- [Exercise goal]: Each line in the entries below that holds the string "high" is to be listed.

- [Dataset]:
****************************************
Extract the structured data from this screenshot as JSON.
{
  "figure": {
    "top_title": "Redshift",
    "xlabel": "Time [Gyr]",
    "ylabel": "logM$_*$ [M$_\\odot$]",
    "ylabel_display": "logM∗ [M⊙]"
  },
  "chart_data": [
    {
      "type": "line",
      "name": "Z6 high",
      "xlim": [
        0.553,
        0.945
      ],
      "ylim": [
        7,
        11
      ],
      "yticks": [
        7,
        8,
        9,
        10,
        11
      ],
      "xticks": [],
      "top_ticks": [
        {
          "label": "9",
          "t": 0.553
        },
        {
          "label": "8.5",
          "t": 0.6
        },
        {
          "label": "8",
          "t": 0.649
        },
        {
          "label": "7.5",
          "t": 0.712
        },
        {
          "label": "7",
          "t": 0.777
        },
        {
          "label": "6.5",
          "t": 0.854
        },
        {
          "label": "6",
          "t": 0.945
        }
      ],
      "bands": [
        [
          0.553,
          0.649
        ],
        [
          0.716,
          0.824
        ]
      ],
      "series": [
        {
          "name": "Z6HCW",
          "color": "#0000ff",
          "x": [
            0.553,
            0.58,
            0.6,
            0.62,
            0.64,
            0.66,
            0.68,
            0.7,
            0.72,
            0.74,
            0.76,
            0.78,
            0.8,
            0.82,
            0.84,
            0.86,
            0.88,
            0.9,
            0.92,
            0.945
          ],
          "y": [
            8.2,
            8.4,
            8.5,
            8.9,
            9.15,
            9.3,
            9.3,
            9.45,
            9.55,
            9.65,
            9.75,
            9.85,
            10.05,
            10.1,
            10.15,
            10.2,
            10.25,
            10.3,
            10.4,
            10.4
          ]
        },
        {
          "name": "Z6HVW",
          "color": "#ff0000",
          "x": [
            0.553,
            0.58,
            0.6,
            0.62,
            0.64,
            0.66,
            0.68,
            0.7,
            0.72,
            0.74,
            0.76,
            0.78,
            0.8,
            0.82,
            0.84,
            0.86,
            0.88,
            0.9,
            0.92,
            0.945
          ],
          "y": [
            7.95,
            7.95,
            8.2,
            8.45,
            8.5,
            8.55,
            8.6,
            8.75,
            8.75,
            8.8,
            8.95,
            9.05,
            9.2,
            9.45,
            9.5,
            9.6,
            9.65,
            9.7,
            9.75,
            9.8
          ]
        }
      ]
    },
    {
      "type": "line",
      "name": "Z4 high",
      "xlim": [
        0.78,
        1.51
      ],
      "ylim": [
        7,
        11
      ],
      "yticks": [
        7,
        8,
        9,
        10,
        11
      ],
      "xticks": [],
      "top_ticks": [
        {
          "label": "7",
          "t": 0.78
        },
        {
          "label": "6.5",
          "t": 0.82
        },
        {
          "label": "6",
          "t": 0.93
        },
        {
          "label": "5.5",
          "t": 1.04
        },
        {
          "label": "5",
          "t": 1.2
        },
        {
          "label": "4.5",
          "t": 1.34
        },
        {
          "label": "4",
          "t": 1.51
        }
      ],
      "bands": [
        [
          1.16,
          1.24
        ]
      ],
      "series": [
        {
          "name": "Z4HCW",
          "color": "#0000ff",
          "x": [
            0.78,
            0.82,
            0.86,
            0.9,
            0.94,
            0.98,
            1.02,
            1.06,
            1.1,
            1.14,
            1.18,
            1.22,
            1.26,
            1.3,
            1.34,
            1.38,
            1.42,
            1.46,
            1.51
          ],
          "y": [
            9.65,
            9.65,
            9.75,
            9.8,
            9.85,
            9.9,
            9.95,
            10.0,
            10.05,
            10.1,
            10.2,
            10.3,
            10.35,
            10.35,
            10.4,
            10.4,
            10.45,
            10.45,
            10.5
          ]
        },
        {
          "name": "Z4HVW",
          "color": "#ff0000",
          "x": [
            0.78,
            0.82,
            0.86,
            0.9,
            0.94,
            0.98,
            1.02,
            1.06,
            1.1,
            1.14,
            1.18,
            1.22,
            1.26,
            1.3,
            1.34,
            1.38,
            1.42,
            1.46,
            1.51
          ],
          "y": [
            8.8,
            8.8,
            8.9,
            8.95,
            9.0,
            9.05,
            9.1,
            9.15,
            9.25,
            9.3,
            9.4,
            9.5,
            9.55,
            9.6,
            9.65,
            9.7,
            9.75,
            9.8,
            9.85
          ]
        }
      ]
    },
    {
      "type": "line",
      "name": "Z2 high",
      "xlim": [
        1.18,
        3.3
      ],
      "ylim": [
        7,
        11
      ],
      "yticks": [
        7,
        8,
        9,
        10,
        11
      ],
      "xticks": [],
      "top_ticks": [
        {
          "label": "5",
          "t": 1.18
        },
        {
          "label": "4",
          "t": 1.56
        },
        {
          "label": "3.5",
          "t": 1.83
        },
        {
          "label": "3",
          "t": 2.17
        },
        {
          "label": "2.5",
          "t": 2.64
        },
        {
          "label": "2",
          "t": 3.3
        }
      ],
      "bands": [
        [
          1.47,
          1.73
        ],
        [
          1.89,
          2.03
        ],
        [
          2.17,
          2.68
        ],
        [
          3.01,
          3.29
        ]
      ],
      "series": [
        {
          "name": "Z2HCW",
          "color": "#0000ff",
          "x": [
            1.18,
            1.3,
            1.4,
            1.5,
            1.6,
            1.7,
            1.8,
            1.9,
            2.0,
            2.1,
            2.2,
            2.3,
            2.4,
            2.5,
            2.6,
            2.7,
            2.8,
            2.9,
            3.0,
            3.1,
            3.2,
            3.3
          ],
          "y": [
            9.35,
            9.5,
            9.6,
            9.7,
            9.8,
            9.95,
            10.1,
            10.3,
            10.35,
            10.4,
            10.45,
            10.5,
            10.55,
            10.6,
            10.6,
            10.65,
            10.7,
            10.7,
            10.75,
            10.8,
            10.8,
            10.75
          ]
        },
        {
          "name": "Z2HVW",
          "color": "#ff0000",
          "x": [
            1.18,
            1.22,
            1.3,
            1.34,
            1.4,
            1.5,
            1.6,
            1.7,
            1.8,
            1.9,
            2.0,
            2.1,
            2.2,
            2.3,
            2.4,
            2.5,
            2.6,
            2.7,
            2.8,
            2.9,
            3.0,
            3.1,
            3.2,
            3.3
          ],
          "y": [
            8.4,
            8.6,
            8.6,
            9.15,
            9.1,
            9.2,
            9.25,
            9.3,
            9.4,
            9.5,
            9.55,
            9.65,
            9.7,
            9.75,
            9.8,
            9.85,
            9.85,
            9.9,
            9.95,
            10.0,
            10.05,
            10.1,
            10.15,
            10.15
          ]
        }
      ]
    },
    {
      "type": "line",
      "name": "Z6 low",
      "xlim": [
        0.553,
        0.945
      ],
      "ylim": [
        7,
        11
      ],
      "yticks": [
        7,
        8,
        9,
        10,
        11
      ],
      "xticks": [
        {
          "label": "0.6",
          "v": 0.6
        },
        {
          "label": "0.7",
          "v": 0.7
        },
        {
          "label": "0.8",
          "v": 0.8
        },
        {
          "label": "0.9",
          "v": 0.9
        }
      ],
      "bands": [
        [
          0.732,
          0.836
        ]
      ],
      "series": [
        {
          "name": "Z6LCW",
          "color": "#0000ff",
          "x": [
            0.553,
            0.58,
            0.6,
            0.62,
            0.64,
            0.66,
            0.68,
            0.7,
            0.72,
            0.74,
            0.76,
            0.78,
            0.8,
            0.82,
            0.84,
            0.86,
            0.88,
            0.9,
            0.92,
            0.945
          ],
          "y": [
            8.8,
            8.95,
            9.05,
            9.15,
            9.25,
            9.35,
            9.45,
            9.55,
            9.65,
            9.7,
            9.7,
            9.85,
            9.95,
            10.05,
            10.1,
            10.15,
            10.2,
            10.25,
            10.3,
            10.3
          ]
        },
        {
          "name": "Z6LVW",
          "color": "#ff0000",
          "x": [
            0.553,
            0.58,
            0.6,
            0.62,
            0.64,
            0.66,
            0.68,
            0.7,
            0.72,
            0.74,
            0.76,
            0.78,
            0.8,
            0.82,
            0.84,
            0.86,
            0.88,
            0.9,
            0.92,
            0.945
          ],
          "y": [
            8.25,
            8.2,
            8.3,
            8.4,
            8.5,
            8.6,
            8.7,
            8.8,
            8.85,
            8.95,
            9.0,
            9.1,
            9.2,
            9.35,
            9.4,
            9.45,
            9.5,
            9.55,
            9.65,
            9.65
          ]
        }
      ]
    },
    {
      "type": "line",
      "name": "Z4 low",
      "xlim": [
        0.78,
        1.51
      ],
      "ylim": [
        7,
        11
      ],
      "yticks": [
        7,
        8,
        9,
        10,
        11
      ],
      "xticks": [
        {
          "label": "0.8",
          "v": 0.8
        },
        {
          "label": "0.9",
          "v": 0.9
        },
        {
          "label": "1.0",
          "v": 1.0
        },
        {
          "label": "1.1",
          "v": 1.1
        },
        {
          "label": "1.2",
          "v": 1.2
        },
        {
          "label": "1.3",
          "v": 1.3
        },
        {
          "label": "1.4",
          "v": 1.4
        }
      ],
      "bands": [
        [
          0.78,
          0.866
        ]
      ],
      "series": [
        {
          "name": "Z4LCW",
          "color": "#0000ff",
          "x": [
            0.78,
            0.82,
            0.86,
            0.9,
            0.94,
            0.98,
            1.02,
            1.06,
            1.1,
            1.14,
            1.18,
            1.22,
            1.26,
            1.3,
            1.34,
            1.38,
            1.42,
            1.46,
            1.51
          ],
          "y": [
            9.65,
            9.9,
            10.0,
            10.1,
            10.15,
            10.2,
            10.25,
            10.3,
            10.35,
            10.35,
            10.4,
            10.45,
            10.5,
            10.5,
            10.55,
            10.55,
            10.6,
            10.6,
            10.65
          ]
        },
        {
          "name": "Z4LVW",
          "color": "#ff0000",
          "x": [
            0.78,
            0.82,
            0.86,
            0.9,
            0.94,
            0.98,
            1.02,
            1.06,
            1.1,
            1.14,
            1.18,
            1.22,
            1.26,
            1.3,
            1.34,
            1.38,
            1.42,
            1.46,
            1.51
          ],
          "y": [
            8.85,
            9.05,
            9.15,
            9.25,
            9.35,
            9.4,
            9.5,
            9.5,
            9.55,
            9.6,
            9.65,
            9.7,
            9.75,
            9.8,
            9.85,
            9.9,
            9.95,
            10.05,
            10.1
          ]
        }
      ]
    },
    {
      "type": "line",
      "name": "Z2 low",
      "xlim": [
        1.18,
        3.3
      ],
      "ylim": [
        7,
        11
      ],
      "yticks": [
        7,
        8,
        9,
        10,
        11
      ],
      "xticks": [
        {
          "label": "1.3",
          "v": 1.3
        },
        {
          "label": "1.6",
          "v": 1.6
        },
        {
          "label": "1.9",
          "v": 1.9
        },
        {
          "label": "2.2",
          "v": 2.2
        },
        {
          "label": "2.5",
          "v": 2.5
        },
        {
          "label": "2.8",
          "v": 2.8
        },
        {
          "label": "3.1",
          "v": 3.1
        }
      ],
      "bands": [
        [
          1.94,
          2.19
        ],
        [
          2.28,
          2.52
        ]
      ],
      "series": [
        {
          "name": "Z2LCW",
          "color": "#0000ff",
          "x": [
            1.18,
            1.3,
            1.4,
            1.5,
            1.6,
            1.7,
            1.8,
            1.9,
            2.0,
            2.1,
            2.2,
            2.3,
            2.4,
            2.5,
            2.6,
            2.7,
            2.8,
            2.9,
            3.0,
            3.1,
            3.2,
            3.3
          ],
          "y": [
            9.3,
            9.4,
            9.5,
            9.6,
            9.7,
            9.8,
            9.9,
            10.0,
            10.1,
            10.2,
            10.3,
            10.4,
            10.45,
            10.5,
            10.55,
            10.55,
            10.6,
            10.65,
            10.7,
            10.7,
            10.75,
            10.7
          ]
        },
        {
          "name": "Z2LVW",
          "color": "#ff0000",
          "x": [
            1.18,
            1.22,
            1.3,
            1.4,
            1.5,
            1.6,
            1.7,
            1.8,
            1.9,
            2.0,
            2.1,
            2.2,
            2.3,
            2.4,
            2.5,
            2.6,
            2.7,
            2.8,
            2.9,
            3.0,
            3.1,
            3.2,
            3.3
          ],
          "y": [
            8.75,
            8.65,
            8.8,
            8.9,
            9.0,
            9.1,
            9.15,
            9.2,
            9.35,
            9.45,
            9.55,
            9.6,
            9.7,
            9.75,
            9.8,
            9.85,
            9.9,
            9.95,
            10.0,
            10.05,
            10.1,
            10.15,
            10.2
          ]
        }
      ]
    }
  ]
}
****************************************
- [Solution to this task]:
      "name": "Z6 high",
      "name": "Z4 high",
      "name": "Z2 high",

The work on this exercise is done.